>> Begin

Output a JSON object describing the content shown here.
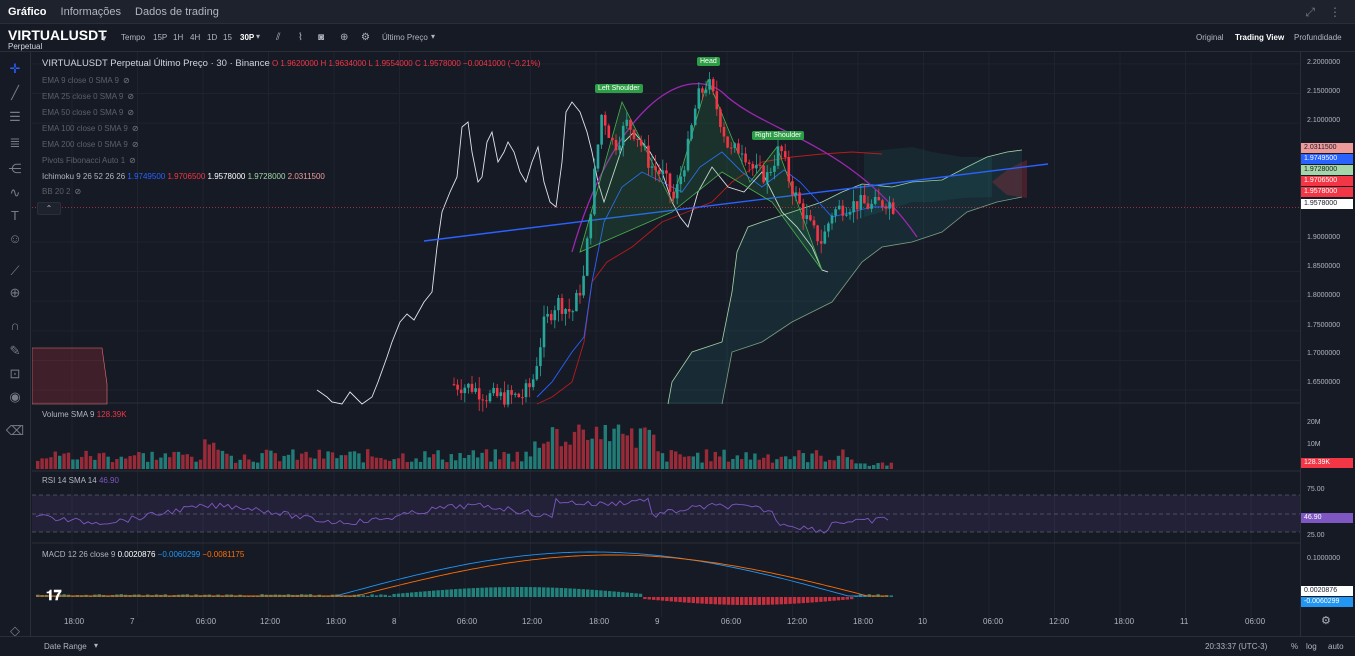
{
  "top_tabs": [
    "Gráfico",
    "Informações",
    "Dados de trading"
  ],
  "symbol": {
    "name": "VIRTUALUSDT",
    "sub": "Perpetual"
  },
  "timeframes": {
    "label": "Tempo",
    "items": [
      "15P",
      "1H",
      "4H",
      "1D",
      "15",
      "30P"
    ],
    "active": "30P"
  },
  "price_type": "Último Preço",
  "views": [
    "Original",
    "Trading View",
    "Profundidade"
  ],
  "legend": {
    "title": "VIRTUALUSDT Perpetual Último Preço · 30 · Binance",
    "o": "O 1.9620000",
    "h": "H 1.9634000",
    "l": "L 1.9554000",
    "c": "C 1.9578000",
    "chg": "−0.0041000 (−0.21%)",
    "indicators": [
      "EMA 9 close 0 SMA 9",
      "EMA 25 close 0 SMA 9",
      "EMA 50 close 0 SMA 9",
      "EMA 100 close 0 SMA 9",
      "EMA 200 close 0 SMA 9",
      "Pivots Fibonacci Auto 1"
    ],
    "ichimoku": {
      "label": "Ichimoku 9 26 52 26 26",
      "v1": "1.9749500",
      "v2": "1.9706500",
      "v3": "1.9578000",
      "v4": "1.9728000",
      "v5": "2.0311500"
    },
    "bb": "BB 20 2"
  },
  "volume": {
    "label": "Volume SMA 9",
    "value": "128.39K"
  },
  "rsi": {
    "label": "RSI 14 SMA 14",
    "value": "46.90"
  },
  "macd": {
    "label": "MACD 12 26 close 9",
    "v1": "0.0020876",
    "v2": "−0.0060299",
    "v3": "−0.0081175"
  },
  "patterns": [
    "Left Shoulder",
    "Head",
    "Right Shoulder"
  ],
  "price_labels": [
    "2.2000000",
    "2.1500000",
    "2.1000000",
    "1.9000000",
    "1.8500000",
    "1.8000000",
    "1.7500000",
    "1.7000000",
    "1.6500000"
  ],
  "price_tags": [
    "2.0311500",
    "1.9749500",
    "1.9728000",
    "1.9706500",
    "1.9578000",
    "1.9578000"
  ],
  "volume_axis": [
    "20M",
    "10M"
  ],
  "volume_tag": "128.39K",
  "rsi_axis": [
    "75.00",
    "25.00"
  ],
  "rsi_tag": "46.90",
  "macd_axis": [
    "0.1000000"
  ],
  "macd_tags": [
    "0.0020876",
    "-0.0060299"
  ],
  "time_labels": [
    "18:00",
    "7",
    "06:00",
    "12:00",
    "18:00",
    "8",
    "06:00",
    "12:00",
    "18:00",
    "9",
    "06:00",
    "12:00",
    "18:00",
    "10",
    "06:00",
    "12:00",
    "18:00",
    "11",
    "06:00"
  ],
  "bottom": {
    "date_range": "Date Range",
    "clock": "20:33:37 (UTC-3)",
    "pct": "%",
    "log": "log",
    "auto": "auto"
  },
  "colors": {
    "up": "#26a69a",
    "down": "#f23645",
    "trend": "#2962ff",
    "head_arc": "#9c27b0",
    "rsi": "#7e57c2"
  },
  "chart_data": {
    "type": "candlestick",
    "title": "VIRTUALUSDT Perpetual Último Preço · 30 · Binance",
    "ylim": [
      1.63,
      2.22
    ],
    "note_levels": {
      "close": 1.9578
    }
  }
}
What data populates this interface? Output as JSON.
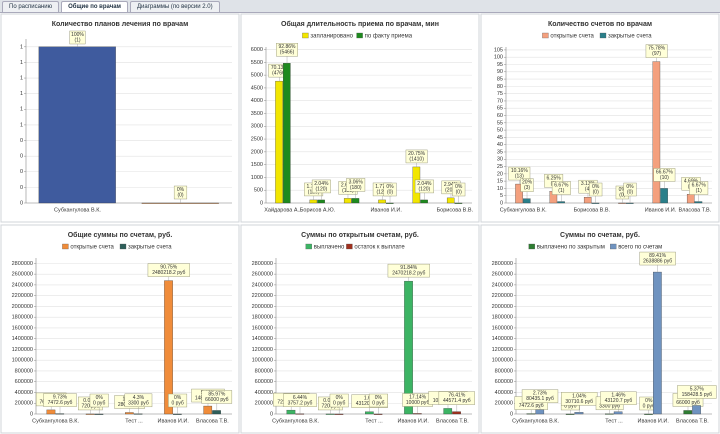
{
  "tabs": [
    "По расписанию",
    "Общие по врачам",
    "Диаграммы (по версии 2.0)"
  ],
  "chart_data": [
    {
      "type": "bar",
      "title": "Количество планов лечения по врачам",
      "categories": [
        "Субхангулова В.К.",
        null
      ],
      "values": [
        1,
        0
      ],
      "colors": [
        "#3f5b9e",
        "#f5a05a"
      ],
      "value_labels": [
        [
          "100%",
          "(1)"
        ],
        [
          "0%",
          "(0)"
        ]
      ],
      "ylim": [
        0,
        1.05
      ],
      "yticks": [
        0,
        {
          "value": 0.1,
          "label": "0"
        },
        {
          "value": 0.2,
          "label": "0"
        },
        {
          "value": 0.3,
          "label": "0"
        },
        {
          "value": 0.4,
          "label": "0"
        },
        {
          "value": 0.5,
          "label": "1"
        },
        {
          "value": 0.6,
          "label": "1"
        },
        {
          "value": 0.7,
          "label": "1"
        },
        {
          "value": 0.8,
          "label": "1"
        },
        {
          "value": 0.9,
          "label": "1"
        },
        1
      ],
      "grid": true
    },
    {
      "type": "bar",
      "title": "Общая длительность приема по врачам, мин",
      "categories": [
        "Хайдарова А...",
        "Борисов А.Ю.",
        null,
        "Иванов И.И.",
        null,
        "Борисова В.В."
      ],
      "series": [
        {
          "name": "запланировано",
          "color": "#f2e600",
          "values": [
            4766,
            120,
            180,
            120,
            1410,
            200
          ],
          "value_labels": [
            [
              "70.13%",
              "(4766)"
            ],
            [
              "1.77%",
              "(120)"
            ],
            [
              "2.65%",
              "(180)"
            ],
            [
              "1.77%",
              "(120)"
            ],
            [
              "20.75%",
              "(1410)"
            ],
            [
              "2.94%",
              "(200)"
            ]
          ]
        },
        {
          "name": "по факту приема",
          "color": "#1e8a1e",
          "values": [
            5466,
            120,
            180,
            0,
            120,
            0
          ],
          "value_labels": [
            [
              "92.86%",
              "(5466)"
            ],
            [
              "2.04%",
              "(120)"
            ],
            [
              "3.06%",
              "(180)"
            ],
            [
              "0%",
              "(0)"
            ],
            [
              "2.04%",
              "(120)"
            ],
            [
              "0%",
              "(0)"
            ]
          ]
        }
      ],
      "ylim": [
        0,
        6100
      ],
      "yticks": [
        0,
        500,
        1000,
        1500,
        2000,
        2500,
        3000,
        3500,
        4000,
        4500,
        5000,
        5500,
        6000
      ],
      "grid": true
    },
    {
      "type": "bar",
      "title": "Количество счетов по врачам",
      "categories": [
        "Субхангулова В.К.",
        null,
        "Борисова В.В.",
        null,
        "Иванов И.И.",
        "Власова Т.В."
      ],
      "series": [
        {
          "name": "открытые счета",
          "color": "#f4a07e",
          "values": [
            13,
            8,
            4,
            0,
            97,
            6
          ],
          "value_labels": [
            [
              "10.16%",
              "(13)"
            ],
            [
              "6.25%",
              "(8)"
            ],
            [
              "3.13%",
              "(4)"
            ],
            [
              "0%",
              "(0)"
            ],
            [
              "75.78%",
              "(97)"
            ],
            [
              "4.69%",
              "(6)"
            ]
          ]
        },
        {
          "name": "закрытые счета",
          "color": "#2a7f8a",
          "values": [
            3,
            1,
            0,
            0,
            10,
            1
          ],
          "value_labels": [
            [
              "20%",
              "(3)"
            ],
            [
              "6.67%",
              "(1)"
            ],
            [
              "0%",
              "(0)"
            ],
            [
              "0%",
              "(0)"
            ],
            [
              "66.67%",
              "(10)"
            ],
            [
              "6.67%",
              "(1)"
            ]
          ]
        }
      ],
      "ylim": [
        0,
        107
      ],
      "yticks": [
        0,
        5,
        10,
        15,
        20,
        25,
        30,
        35,
        40,
        45,
        50,
        55,
        60,
        65,
        70,
        75,
        80,
        85,
        90,
        95,
        100,
        105
      ],
      "grid": true
    },
    {
      "type": "bar",
      "title": "Общие суммы по счетам, руб.",
      "categories": [
        "Субхангулова В.К.",
        null,
        "Тест ...",
        "Иванов И.И.",
        "Власова Т.В."
      ],
      "series": [
        {
          "name": "открытые счета",
          "color": "#f08c3a",
          "values": [
            76000,
            720,
            28000,
            2480218.2,
            148000
          ],
          "value_labels": [
            [
              "2.78%",
              "76000 руб"
            ],
            [
              "0.03%",
              "720 руб"
            ],
            [
              "1.02%",
              "28000 руб"
            ],
            [
              "90.75%",
              "2480218.2 руб"
            ],
            [
              "5.42%",
              "148000 руб"
            ]
          ]
        },
        {
          "name": "закрытые счета",
          "color": "#2e5f5a",
          "values": [
            7472.6,
            0,
            3300,
            0,
            66000
          ],
          "value_labels": [
            [
              "9.73%",
              "7472.6 руб"
            ],
            [
              "0%",
              "0 руб"
            ],
            [
              "4.3%",
              "3300 руб"
            ],
            [
              "0%",
              "0 руб"
            ],
            [
              "85.97%",
              "66000 руб"
            ]
          ]
        }
      ],
      "ylim": [
        0,
        2900000
      ],
      "yticks": [
        0,
        200000,
        400000,
        600000,
        800000,
        1000000,
        1200000,
        1400000,
        1600000,
        1800000,
        2000000,
        2200000,
        2400000,
        2600000,
        2800000
      ],
      "grid": true
    },
    {
      "type": "bar",
      "title": "Суммы по открытым счетам, руб.",
      "categories": [
        "Субхангулова В.К.",
        null,
        "Тест ...",
        "Иванов И.И.",
        "Власова Т.В."
      ],
      "series": [
        {
          "name": "выплачено",
          "color": "#3cb464",
          "values": [
            72242.8,
            720,
            43120.7,
            2470218.2,
            103428.6
          ],
          "value_labels": [
            [
              "2.69%",
              "72242.8 руб"
            ],
            [
              "0.03%",
              "720 руб"
            ],
            [
              "1.6%",
              "43120.7 руб"
            ],
            [
              "91.84%",
              "2470218.2 руб"
            ],
            [
              "3.85%",
              "103428.6 руб"
            ]
          ]
        },
        {
          "name": "остаток к выплате",
          "color": "#a0301e",
          "values": [
            3757.2,
            0,
            0,
            10000,
            44571.4
          ],
          "value_labels": [
            [
              "6.44%",
              "3757.2 руб"
            ],
            [
              "0%",
              "0 руб"
            ],
            [
              "0%",
              "0 руб"
            ],
            [
              "17.14%",
              "10000 руб"
            ],
            [
              "76.41%",
              "44571.4 руб"
            ]
          ]
        }
      ],
      "ylim": [
        0,
        2900000
      ],
      "yticks": [
        0,
        200000,
        400000,
        600000,
        800000,
        1000000,
        1200000,
        1400000,
        1600000,
        1800000,
        2000000,
        2200000,
        2400000,
        2600000,
        2800000
      ],
      "grid": true
    },
    {
      "type": "bar",
      "title": "Суммы по счетам, руб.",
      "categories": [
        "Субхангулова В.К.",
        null,
        "Тест ...",
        "Иванов И.И.",
        "Власова Т.В."
      ],
      "series": [
        {
          "name": "выплачено по закрытым",
          "color": "#2e7d32",
          "values": [
            7472.6,
            0,
            3300,
            0,
            66000
          ],
          "value_labels": [
            [
              "9.73%",
              "7472.6 руб"
            ],
            [
              "0%",
              "0 руб"
            ],
            [
              "4.3%",
              "3300 руб"
            ],
            [
              "0%",
              "0 руб"
            ],
            [
              "85.97%",
              "66000 руб"
            ]
          ]
        },
        {
          "name": "всего по счетам",
          "color": "#6f93c0",
          "values": [
            80435.1,
            30710.6,
            43120.7,
            2638886.0,
            158428.5
          ],
          "value_labels": [
            [
              "2.73%",
              "80435.1 руб"
            ],
            [
              "1.04%",
              "30710.6 руб"
            ],
            [
              "1.46%",
              "43120.7 руб"
            ],
            [
              "89.41%",
              "2638886 руб"
            ],
            [
              "5.37%",
              "158428.5 руб"
            ]
          ]
        }
      ],
      "ylim": [
        0,
        2900000
      ],
      "yticks": [
        0,
        200000,
        400000,
        600000,
        800000,
        1000000,
        1200000,
        1400000,
        1600000,
        1800000,
        2000000,
        2200000,
        2400000,
        2600000,
        2800000
      ],
      "grid": true
    }
  ]
}
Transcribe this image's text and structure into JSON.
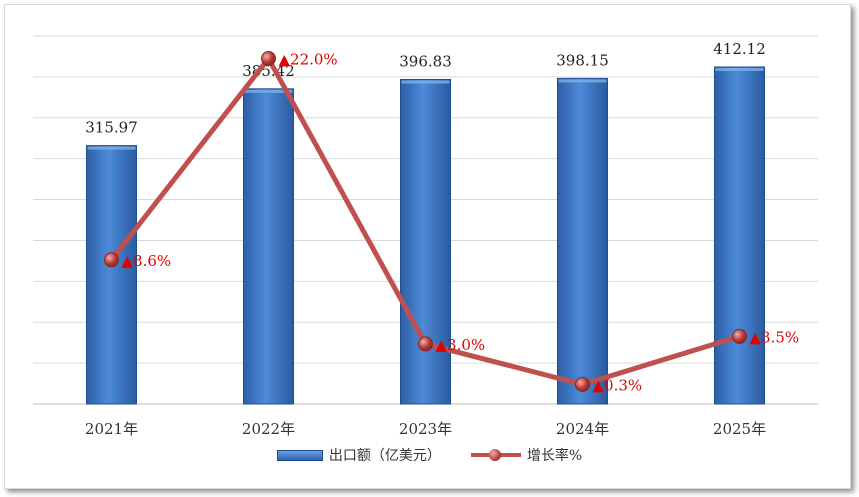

>> End

Goal
Your answer should be a single number: the count of lines containing the word "Output".

Task result
2